[START]
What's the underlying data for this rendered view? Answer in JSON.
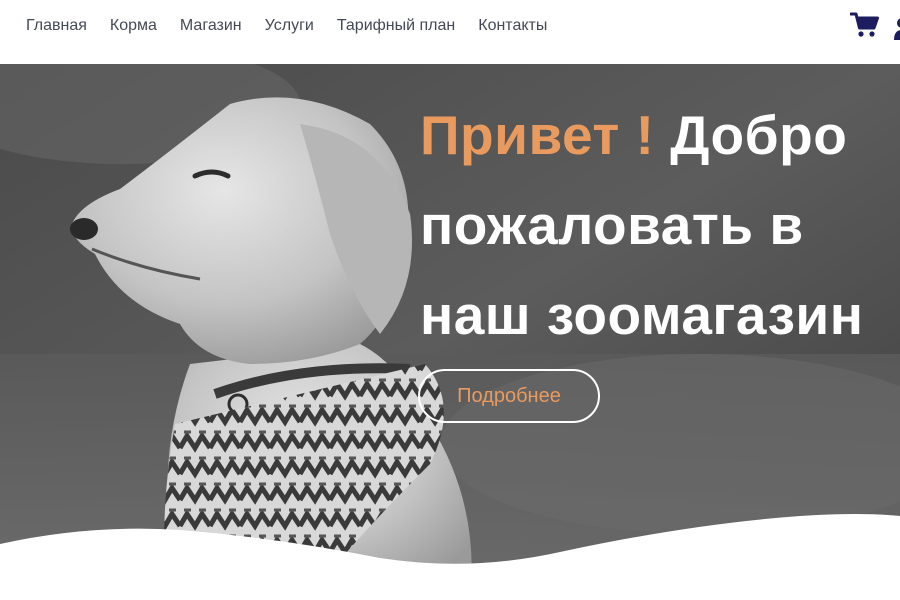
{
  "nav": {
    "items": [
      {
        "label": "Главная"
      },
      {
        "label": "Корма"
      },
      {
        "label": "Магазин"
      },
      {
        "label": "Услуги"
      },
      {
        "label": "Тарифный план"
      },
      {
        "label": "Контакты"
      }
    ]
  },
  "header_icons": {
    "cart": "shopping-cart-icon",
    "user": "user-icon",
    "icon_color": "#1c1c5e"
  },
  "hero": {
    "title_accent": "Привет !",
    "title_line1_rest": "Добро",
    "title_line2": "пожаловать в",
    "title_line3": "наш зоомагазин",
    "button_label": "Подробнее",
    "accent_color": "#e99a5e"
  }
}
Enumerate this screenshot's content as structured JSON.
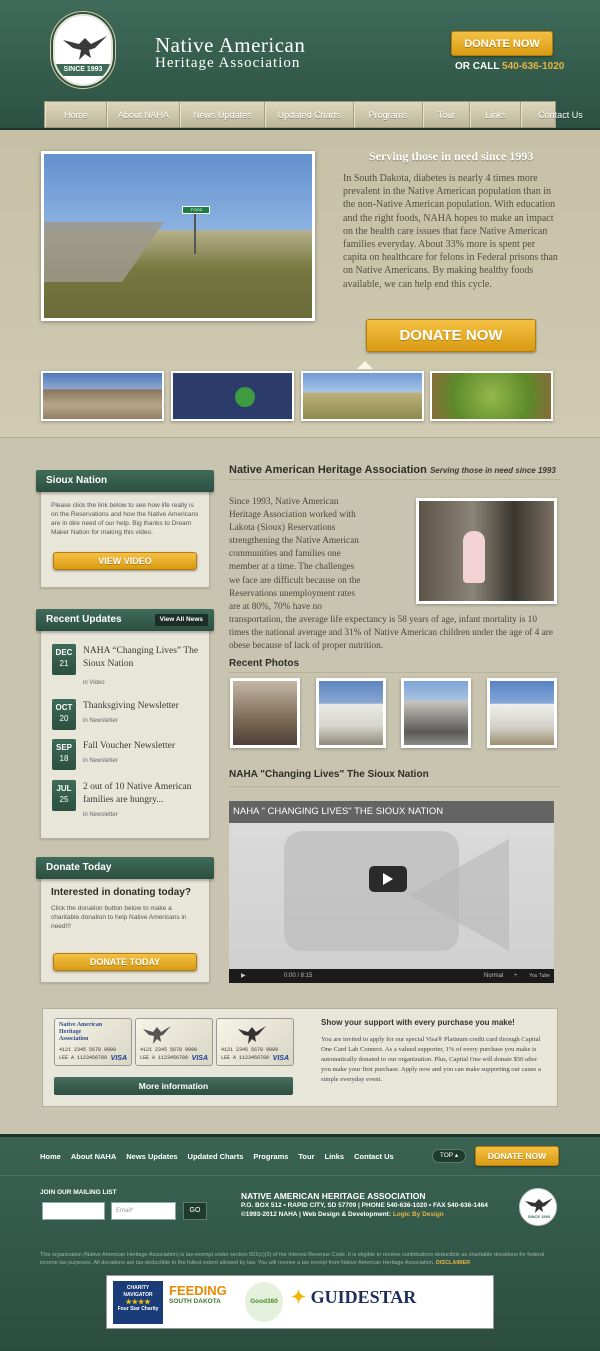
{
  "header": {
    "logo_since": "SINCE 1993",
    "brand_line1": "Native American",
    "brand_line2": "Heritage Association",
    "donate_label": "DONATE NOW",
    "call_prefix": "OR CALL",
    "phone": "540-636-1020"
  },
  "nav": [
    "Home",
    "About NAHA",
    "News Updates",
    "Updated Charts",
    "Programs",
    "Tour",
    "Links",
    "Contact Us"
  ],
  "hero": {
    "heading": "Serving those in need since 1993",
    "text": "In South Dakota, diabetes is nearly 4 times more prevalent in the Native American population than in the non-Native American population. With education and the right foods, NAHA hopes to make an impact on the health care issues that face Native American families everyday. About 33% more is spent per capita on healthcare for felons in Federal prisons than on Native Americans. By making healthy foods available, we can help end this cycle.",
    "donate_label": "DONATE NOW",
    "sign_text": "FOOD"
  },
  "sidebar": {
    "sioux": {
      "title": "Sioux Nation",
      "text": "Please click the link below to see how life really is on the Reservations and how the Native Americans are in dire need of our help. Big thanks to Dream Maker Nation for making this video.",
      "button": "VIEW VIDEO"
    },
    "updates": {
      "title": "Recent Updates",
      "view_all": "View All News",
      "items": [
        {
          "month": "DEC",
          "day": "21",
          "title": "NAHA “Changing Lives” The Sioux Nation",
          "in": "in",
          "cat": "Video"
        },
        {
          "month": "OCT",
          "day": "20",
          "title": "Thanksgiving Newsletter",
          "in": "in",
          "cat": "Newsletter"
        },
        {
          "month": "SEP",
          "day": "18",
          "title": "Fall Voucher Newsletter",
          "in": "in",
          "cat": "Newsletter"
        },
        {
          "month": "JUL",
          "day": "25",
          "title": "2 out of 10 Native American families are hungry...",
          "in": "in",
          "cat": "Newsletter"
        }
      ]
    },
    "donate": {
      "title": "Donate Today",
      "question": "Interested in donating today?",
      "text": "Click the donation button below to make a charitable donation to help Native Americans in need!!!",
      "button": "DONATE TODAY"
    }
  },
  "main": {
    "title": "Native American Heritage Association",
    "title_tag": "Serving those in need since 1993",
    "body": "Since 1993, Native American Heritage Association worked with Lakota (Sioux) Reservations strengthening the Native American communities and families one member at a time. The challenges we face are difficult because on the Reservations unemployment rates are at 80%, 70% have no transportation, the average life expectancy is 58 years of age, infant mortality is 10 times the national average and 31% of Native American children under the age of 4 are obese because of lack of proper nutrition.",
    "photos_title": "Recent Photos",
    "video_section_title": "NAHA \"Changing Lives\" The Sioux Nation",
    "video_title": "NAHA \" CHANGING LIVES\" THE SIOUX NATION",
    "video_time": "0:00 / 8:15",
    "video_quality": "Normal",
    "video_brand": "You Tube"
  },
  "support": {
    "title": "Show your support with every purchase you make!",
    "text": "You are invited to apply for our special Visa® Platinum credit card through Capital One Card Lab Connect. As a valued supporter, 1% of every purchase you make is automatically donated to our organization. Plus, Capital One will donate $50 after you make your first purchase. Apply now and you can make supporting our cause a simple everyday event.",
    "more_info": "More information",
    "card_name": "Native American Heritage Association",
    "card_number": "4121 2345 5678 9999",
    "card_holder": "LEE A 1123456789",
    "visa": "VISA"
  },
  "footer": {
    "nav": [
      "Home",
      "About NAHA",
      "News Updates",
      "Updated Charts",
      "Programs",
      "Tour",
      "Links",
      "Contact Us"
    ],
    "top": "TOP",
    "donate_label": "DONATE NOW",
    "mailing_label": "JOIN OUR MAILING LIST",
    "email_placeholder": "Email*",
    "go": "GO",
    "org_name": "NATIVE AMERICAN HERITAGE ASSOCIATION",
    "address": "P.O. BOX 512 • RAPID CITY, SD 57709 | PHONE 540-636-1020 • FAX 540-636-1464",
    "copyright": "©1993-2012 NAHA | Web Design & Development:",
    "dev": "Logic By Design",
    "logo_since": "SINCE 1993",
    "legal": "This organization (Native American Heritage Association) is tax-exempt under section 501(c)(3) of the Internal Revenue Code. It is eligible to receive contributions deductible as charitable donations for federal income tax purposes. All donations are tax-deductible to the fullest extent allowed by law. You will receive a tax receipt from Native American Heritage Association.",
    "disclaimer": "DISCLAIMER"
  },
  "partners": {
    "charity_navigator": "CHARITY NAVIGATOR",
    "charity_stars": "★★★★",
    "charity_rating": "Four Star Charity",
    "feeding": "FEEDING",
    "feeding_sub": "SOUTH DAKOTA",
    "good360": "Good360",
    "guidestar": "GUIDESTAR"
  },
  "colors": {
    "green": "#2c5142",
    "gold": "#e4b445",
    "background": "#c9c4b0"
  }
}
[END]
## WHAT YOU SHOULD DO:
Transcribe the material as is, with images omitted.

## CORRECT RESPONSE:
What's the underlying data for this rendered view? Answer in JSON.
{
  "nav": {
    "items": [
      {
        "label": "Главная"
      },
      {
        "label": "Корма"
      },
      {
        "label": "Магазин"
      },
      {
        "label": "Услуги"
      },
      {
        "label": "Тарифный план"
      },
      {
        "label": "Контакты"
      }
    ]
  },
  "header_icons": {
    "cart": "shopping-cart-icon",
    "user": "user-icon",
    "icon_color": "#1c1c5e"
  },
  "hero": {
    "title_accent": "Привет !",
    "title_line1_rest": "Добро",
    "title_line2": "пожаловать в",
    "title_line3": "наш зоомагазин",
    "button_label": "Подробнее",
    "accent_color": "#e99a5e"
  }
}
Enumerate this screenshot's content as structured JSON.
{
  "header": {
    "logo_since": "SINCE 1993",
    "brand_line1": "Native American",
    "brand_line2": "Heritage Association",
    "donate_label": "DONATE NOW",
    "call_prefix": "OR CALL",
    "phone": "540-636-1020"
  },
  "nav": [
    "Home",
    "About NAHA",
    "News Updates",
    "Updated Charts",
    "Programs",
    "Tour",
    "Links",
    "Contact Us"
  ],
  "hero": {
    "heading": "Serving those in need since 1993",
    "text": "In South Dakota, diabetes is nearly 4 times more prevalent in the Native American population than in the non-Native American population. With education and the right foods, NAHA hopes to make an impact on the health care issues that face Native American families everyday. About 33% more is spent per capita on healthcare for felons in Federal prisons than on Native Americans. By making healthy foods available, we can help end this cycle.",
    "donate_label": "DONATE NOW",
    "sign_text": "FOOD"
  },
  "sidebar": {
    "sioux": {
      "title": "Sioux Nation",
      "text": "Please click the link below to see how life really is on the Reservations and how the Native Americans are in dire need of our help. Big thanks to Dream Maker Nation for making this video.",
      "button": "VIEW VIDEO"
    },
    "updates": {
      "title": "Recent Updates",
      "view_all": "View All News",
      "items": [
        {
          "month": "DEC",
          "day": "21",
          "title": "NAHA “Changing Lives” The Sioux Nation",
          "in": "in",
          "cat": "Video"
        },
        {
          "month": "OCT",
          "day": "20",
          "title": "Thanksgiving Newsletter",
          "in": "in",
          "cat": "Newsletter"
        },
        {
          "month": "SEP",
          "day": "18",
          "title": "Fall Voucher Newsletter",
          "in": "in",
          "cat": "Newsletter"
        },
        {
          "month": "JUL",
          "day": "25",
          "title": "2 out of 10 Native American families are hungry...",
          "in": "in",
          "cat": "Newsletter"
        }
      ]
    },
    "donate": {
      "title": "Donate Today",
      "question": "Interested in donating today?",
      "text": "Click the donation button below to make a charitable donation to help Native Americans in need!!!",
      "button": "DONATE TODAY"
    }
  },
  "main": {
    "title": "Native American Heritage Association",
    "title_tag": "Serving those in need since 1993",
    "body": "Since 1993, Native American Heritage Association worked with Lakota (Sioux) Reservations strengthening the Native American communities and families one member at a time. The challenges we face are difficult because on the Reservations unemployment rates are at 80%, 70% have no transportation, the average life expectancy is 58 years of age, infant mortality is 10 times the national average and 31% of Native American children under the age of 4 are obese because of lack of proper nutrition.",
    "photos_title": "Recent Photos",
    "video_section_title": "NAHA \"Changing Lives\" The Sioux Nation",
    "video_title": "NAHA \" CHANGING LIVES\" THE SIOUX NATION",
    "video_time": "0:00 / 8:15",
    "video_quality": "Normal",
    "video_brand": "You Tube"
  },
  "support": {
    "title": "Show your support with every purchase you make!",
    "text": "You are invited to apply for our special Visa® Platinum credit card through Capital One Card Lab Connect. As a valued supporter, 1% of every purchase you make is automatically donated to our organization. Plus, Capital One will donate $50 after you make your first purchase. Apply now and you can make supporting our cause a simple everyday event.",
    "more_info": "More information",
    "card_name": "Native American Heritage Association",
    "card_number": "4121 2345 5678 9999",
    "card_holder": "LEE A 1123456789",
    "visa": "VISA"
  },
  "footer": {
    "nav": [
      "Home",
      "About NAHA",
      "News Updates",
      "Updated Charts",
      "Programs",
      "Tour",
      "Links",
      "Contact Us"
    ],
    "top": "TOP",
    "donate_label": "DONATE NOW",
    "mailing_label": "JOIN OUR MAILING LIST",
    "email_placeholder": "Email*",
    "go": "GO",
    "org_name": "NATIVE AMERICAN HERITAGE ASSOCIATION",
    "address": "P.O. BOX 512 • RAPID CITY, SD 57709 | PHONE 540-636-1020 • FAX 540-636-1464",
    "copyright": "©1993-2012 NAHA | Web Design & Development:",
    "dev": "Logic By Design",
    "logo_since": "SINCE 1993",
    "legal": "This organization (Native American Heritage Association) is tax-exempt under section 501(c)(3) of the Internal Revenue Code. It is eligible to receive contributions deductible as charitable donations for federal income tax purposes. All donations are tax-deductible to the fullest extent allowed by law. You will receive a tax receipt from Native American Heritage Association.",
    "disclaimer": "DISCLAIMER"
  },
  "partners": {
    "charity_navigator": "CHARITY NAVIGATOR",
    "charity_stars": "★★★★",
    "charity_rating": "Four Star Charity",
    "feeding": "FEEDING",
    "feeding_sub": "SOUTH DAKOTA",
    "good360": "Good360",
    "guidestar": "GUIDESTAR"
  },
  "colors": {
    "green": "#2c5142",
    "gold": "#e4b445",
    "background": "#c9c4b0"
  }
}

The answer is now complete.